**What you have to do:**
Return the complete listing that follows, with each line reproduced exactly.

**Dataset content:**
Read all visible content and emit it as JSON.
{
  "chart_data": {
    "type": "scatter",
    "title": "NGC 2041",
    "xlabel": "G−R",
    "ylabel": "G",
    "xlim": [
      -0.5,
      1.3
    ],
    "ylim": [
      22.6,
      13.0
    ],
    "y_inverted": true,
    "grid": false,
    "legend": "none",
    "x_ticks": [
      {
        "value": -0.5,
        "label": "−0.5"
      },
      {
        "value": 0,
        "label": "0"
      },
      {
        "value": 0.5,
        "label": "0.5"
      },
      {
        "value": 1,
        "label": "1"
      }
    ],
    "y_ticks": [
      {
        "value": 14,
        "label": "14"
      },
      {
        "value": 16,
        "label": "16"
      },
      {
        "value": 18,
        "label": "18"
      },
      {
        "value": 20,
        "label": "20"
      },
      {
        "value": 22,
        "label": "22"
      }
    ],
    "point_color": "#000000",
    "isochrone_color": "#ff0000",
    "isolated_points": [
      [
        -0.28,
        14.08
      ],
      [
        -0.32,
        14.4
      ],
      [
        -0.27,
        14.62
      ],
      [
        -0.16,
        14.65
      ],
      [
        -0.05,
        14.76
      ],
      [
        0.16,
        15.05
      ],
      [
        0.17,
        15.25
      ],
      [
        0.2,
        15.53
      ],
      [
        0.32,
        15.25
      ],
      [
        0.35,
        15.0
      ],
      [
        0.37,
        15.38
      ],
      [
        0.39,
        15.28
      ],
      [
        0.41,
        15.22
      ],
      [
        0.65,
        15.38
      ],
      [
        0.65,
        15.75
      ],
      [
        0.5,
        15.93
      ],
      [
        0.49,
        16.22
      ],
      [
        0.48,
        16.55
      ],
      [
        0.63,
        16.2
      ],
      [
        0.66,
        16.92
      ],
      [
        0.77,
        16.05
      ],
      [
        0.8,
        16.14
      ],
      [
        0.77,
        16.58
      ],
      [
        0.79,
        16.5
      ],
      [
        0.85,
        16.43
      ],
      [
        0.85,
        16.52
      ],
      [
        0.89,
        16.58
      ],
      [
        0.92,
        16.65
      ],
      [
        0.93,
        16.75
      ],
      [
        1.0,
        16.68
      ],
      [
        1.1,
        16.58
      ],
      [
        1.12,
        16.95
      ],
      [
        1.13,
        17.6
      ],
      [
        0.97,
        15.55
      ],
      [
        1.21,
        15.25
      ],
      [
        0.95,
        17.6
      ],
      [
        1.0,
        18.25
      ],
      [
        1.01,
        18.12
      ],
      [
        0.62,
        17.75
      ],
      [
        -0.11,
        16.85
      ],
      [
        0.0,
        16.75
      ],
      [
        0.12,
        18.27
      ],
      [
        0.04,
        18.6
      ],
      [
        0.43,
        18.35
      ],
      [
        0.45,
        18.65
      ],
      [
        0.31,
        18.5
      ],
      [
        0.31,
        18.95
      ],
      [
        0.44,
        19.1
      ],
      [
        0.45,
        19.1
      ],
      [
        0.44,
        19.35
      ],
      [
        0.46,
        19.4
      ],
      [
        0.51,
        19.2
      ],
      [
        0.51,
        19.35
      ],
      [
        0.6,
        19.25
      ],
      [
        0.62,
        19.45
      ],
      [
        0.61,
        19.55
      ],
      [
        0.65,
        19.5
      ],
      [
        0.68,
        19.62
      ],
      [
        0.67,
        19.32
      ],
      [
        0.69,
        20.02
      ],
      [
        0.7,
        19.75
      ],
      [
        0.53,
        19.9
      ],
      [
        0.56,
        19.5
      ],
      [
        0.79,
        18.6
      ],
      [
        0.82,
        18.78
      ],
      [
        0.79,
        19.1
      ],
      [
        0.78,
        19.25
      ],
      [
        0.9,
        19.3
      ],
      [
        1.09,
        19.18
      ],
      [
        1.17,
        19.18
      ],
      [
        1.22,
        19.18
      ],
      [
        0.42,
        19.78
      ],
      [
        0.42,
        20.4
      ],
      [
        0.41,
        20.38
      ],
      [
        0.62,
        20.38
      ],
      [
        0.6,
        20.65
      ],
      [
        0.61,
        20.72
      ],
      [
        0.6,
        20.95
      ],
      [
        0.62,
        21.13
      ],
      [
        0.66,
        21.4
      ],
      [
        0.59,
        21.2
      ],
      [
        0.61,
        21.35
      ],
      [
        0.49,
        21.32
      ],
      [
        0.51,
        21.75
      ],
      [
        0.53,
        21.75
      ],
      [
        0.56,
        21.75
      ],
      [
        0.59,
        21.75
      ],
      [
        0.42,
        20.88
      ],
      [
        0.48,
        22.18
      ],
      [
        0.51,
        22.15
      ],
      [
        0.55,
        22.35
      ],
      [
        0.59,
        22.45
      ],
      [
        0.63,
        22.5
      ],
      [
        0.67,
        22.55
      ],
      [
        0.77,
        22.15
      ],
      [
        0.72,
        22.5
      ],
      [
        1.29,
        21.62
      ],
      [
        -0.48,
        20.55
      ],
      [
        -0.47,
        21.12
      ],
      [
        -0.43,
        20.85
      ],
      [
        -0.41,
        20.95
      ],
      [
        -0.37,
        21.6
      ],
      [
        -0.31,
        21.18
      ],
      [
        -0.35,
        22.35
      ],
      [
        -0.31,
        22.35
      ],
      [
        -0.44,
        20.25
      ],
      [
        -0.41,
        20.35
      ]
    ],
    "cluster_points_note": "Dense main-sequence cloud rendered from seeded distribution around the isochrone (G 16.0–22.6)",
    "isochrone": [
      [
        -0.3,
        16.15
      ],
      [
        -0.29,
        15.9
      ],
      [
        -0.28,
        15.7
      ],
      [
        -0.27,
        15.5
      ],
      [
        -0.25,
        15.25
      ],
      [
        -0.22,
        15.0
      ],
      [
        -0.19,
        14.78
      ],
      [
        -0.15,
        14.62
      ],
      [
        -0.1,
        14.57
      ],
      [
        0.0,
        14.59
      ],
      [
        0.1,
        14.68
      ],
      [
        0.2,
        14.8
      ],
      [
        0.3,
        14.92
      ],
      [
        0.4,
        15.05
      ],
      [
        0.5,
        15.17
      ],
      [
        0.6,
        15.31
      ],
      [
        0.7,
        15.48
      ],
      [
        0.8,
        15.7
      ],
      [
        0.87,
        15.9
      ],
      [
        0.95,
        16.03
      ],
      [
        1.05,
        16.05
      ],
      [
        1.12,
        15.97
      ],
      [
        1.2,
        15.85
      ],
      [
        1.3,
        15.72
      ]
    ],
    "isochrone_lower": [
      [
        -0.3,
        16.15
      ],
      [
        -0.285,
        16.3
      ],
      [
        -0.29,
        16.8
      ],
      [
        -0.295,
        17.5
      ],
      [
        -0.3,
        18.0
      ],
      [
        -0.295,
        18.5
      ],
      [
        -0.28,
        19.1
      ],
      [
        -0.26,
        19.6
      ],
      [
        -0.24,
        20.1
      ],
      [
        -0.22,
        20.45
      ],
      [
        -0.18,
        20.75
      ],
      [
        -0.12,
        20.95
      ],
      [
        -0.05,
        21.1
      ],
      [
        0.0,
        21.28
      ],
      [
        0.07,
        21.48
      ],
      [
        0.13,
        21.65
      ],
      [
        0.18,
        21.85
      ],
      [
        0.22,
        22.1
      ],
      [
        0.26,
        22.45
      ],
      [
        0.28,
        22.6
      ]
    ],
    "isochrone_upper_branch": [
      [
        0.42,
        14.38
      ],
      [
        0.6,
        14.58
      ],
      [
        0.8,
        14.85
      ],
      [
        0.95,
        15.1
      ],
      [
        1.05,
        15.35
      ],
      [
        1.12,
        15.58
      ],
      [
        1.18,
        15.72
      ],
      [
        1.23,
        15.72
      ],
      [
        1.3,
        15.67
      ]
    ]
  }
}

**Output of the task:**
Read all visible content and emit it as JSON.
{
  "chart_data": {
    "type": "scatter",
    "title": "NGC 2041",
    "xlabel": "G−R",
    "ylabel": "G",
    "xlim": [
      -0.5,
      1.3
    ],
    "ylim": [
      22.6,
      13.0
    ],
    "y_inverted": true,
    "grid": false,
    "legend": "none",
    "x_ticks": [
      {
        "value": -0.5,
        "label": "−0.5"
      },
      {
        "value": 0,
        "label": "0"
      },
      {
        "value": 0.5,
        "label": "0.5"
      },
      {
        "value": 1,
        "label": "1"
      }
    ],
    "y_ticks": [
      {
        "value": 14,
        "label": "14"
      },
      {
        "value": 16,
        "label": "16"
      },
      {
        "value": 18,
        "label": "18"
      },
      {
        "value": 20,
        "label": "20"
      },
      {
        "value": 22,
        "label": "22"
      }
    ],
    "point_color": "#000000",
    "isochrone_color": "#ff0000",
    "isolated_points": [
      [
        -0.28,
        14.08
      ],
      [
        -0.32,
        14.4
      ],
      [
        -0.27,
        14.62
      ],
      [
        -0.16,
        14.65
      ],
      [
        -0.05,
        14.76
      ],
      [
        0.16,
        15.05
      ],
      [
        0.17,
        15.25
      ],
      [
        0.2,
        15.53
      ],
      [
        0.32,
        15.25
      ],
      [
        0.35,
        15.0
      ],
      [
        0.37,
        15.38
      ],
      [
        0.39,
        15.28
      ],
      [
        0.41,
        15.22
      ],
      [
        0.65,
        15.38
      ],
      [
        0.65,
        15.75
      ],
      [
        0.5,
        15.93
      ],
      [
        0.49,
        16.22
      ],
      [
        0.48,
        16.55
      ],
      [
        0.63,
        16.2
      ],
      [
        0.66,
        16.92
      ],
      [
        0.77,
        16.05
      ],
      [
        0.8,
        16.14
      ],
      [
        0.77,
        16.58
      ],
      [
        0.79,
        16.5
      ],
      [
        0.85,
        16.43
      ],
      [
        0.85,
        16.52
      ],
      [
        0.89,
        16.58
      ],
      [
        0.92,
        16.65
      ],
      [
        0.93,
        16.75
      ],
      [
        1.0,
        16.68
      ],
      [
        1.1,
        16.58
      ],
      [
        1.12,
        16.95
      ],
      [
        1.13,
        17.6
      ],
      [
        0.97,
        15.55
      ],
      [
        1.21,
        15.25
      ],
      [
        0.95,
        17.6
      ],
      [
        1.0,
        18.25
      ],
      [
        1.01,
        18.12
      ],
      [
        0.62,
        17.75
      ],
      [
        -0.11,
        16.85
      ],
      [
        0.0,
        16.75
      ],
      [
        0.12,
        18.27
      ],
      [
        0.04,
        18.6
      ],
      [
        0.43,
        18.35
      ],
      [
        0.45,
        18.65
      ],
      [
        0.31,
        18.5
      ],
      [
        0.31,
        18.95
      ],
      [
        0.44,
        19.1
      ],
      [
        0.45,
        19.1
      ],
      [
        0.44,
        19.35
      ],
      [
        0.46,
        19.4
      ],
      [
        0.51,
        19.2
      ],
      [
        0.51,
        19.35
      ],
      [
        0.6,
        19.25
      ],
      [
        0.62,
        19.45
      ],
      [
        0.61,
        19.55
      ],
      [
        0.65,
        19.5
      ],
      [
        0.68,
        19.62
      ],
      [
        0.67,
        19.32
      ],
      [
        0.69,
        20.02
      ],
      [
        0.7,
        19.75
      ],
      [
        0.53,
        19.9
      ],
      [
        0.56,
        19.5
      ],
      [
        0.79,
        18.6
      ],
      [
        0.82,
        18.78
      ],
      [
        0.79,
        19.1
      ],
      [
        0.78,
        19.25
      ],
      [
        0.9,
        19.3
      ],
      [
        1.09,
        19.18
      ],
      [
        1.17,
        19.18
      ],
      [
        1.22,
        19.18
      ],
      [
        0.42,
        19.78
      ],
      [
        0.42,
        20.4
      ],
      [
        0.41,
        20.38
      ],
      [
        0.62,
        20.38
      ],
      [
        0.6,
        20.65
      ],
      [
        0.61,
        20.72
      ],
      [
        0.6,
        20.95
      ],
      [
        0.62,
        21.13
      ],
      [
        0.66,
        21.4
      ],
      [
        0.59,
        21.2
      ],
      [
        0.61,
        21.35
      ],
      [
        0.49,
        21.32
      ],
      [
        0.51,
        21.75
      ],
      [
        0.53,
        21.75
      ],
      [
        0.56,
        21.75
      ],
      [
        0.59,
        21.75
      ],
      [
        0.42,
        20.88
      ],
      [
        0.48,
        22.18
      ],
      [
        0.51,
        22.15
      ],
      [
        0.55,
        22.35
      ],
      [
        0.59,
        22.45
      ],
      [
        0.63,
        22.5
      ],
      [
        0.67,
        22.55
      ],
      [
        0.77,
        22.15
      ],
      [
        0.72,
        22.5
      ],
      [
        1.29,
        21.62
      ],
      [
        -0.48,
        20.55
      ],
      [
        -0.47,
        21.12
      ],
      [
        -0.43,
        20.85
      ],
      [
        -0.41,
        20.95
      ],
      [
        -0.37,
        21.6
      ],
      [
        -0.31,
        21.18
      ],
      [
        -0.35,
        22.35
      ],
      [
        -0.31,
        22.35
      ],
      [
        -0.44,
        20.25
      ],
      [
        -0.41,
        20.35
      ]
    ],
    "cluster_points_note": "Dense main-sequence cloud rendered from seeded distribution around the isochrone (G 16.0–22.6)",
    "isochrone": [
      [
        -0.3,
        16.15
      ],
      [
        -0.29,
        15.9
      ],
      [
        -0.28,
        15.7
      ],
      [
        -0.27,
        15.5
      ],
      [
        -0.25,
        15.25
      ],
      [
        -0.22,
        15.0
      ],
      [
        -0.19,
        14.78
      ],
      [
        -0.15,
        14.62
      ],
      [
        -0.1,
        14.57
      ],
      [
        0.0,
        14.59
      ],
      [
        0.1,
        14.68
      ],
      [
        0.2,
        14.8
      ],
      [
        0.3,
        14.92
      ],
      [
        0.4,
        15.05
      ],
      [
        0.5,
        15.17
      ],
      [
        0.6,
        15.31
      ],
      [
        0.7,
        15.48
      ],
      [
        0.8,
        15.7
      ],
      [
        0.87,
        15.9
      ],
      [
        0.95,
        16.03
      ],
      [
        1.05,
        16.05
      ],
      [
        1.12,
        15.97
      ],
      [
        1.2,
        15.85
      ],
      [
        1.3,
        15.72
      ]
    ],
    "isochrone_lower": [
      [
        -0.3,
        16.15
      ],
      [
        -0.285,
        16.3
      ],
      [
        -0.29,
        16.8
      ],
      [
        -0.295,
        17.5
      ],
      [
        -0.3,
        18.0
      ],
      [
        -0.295,
        18.5
      ],
      [
        -0.28,
        19.1
      ],
      [
        -0.26,
        19.6
      ],
      [
        -0.24,
        20.1
      ],
      [
        -0.22,
        20.45
      ],
      [
        -0.18,
        20.75
      ],
      [
        -0.12,
        20.95
      ],
      [
        -0.05,
        21.1
      ],
      [
        0.0,
        21.28
      ],
      [
        0.07,
        21.48
      ],
      [
        0.13,
        21.65
      ],
      [
        0.18,
        21.85
      ],
      [
        0.22,
        22.1
      ],
      [
        0.26,
        22.45
      ],
      [
        0.28,
        22.6
      ]
    ],
    "isochrone_upper_branch": [
      [
        0.42,
        14.38
      ],
      [
        0.6,
        14.58
      ],
      [
        0.8,
        14.85
      ],
      [
        0.95,
        15.1
      ],
      [
        1.05,
        15.35
      ],
      [
        1.12,
        15.58
      ],
      [
        1.18,
        15.72
      ],
      [
        1.23,
        15.72
      ],
      [
        1.3,
        15.67
      ]
    ]
  }
}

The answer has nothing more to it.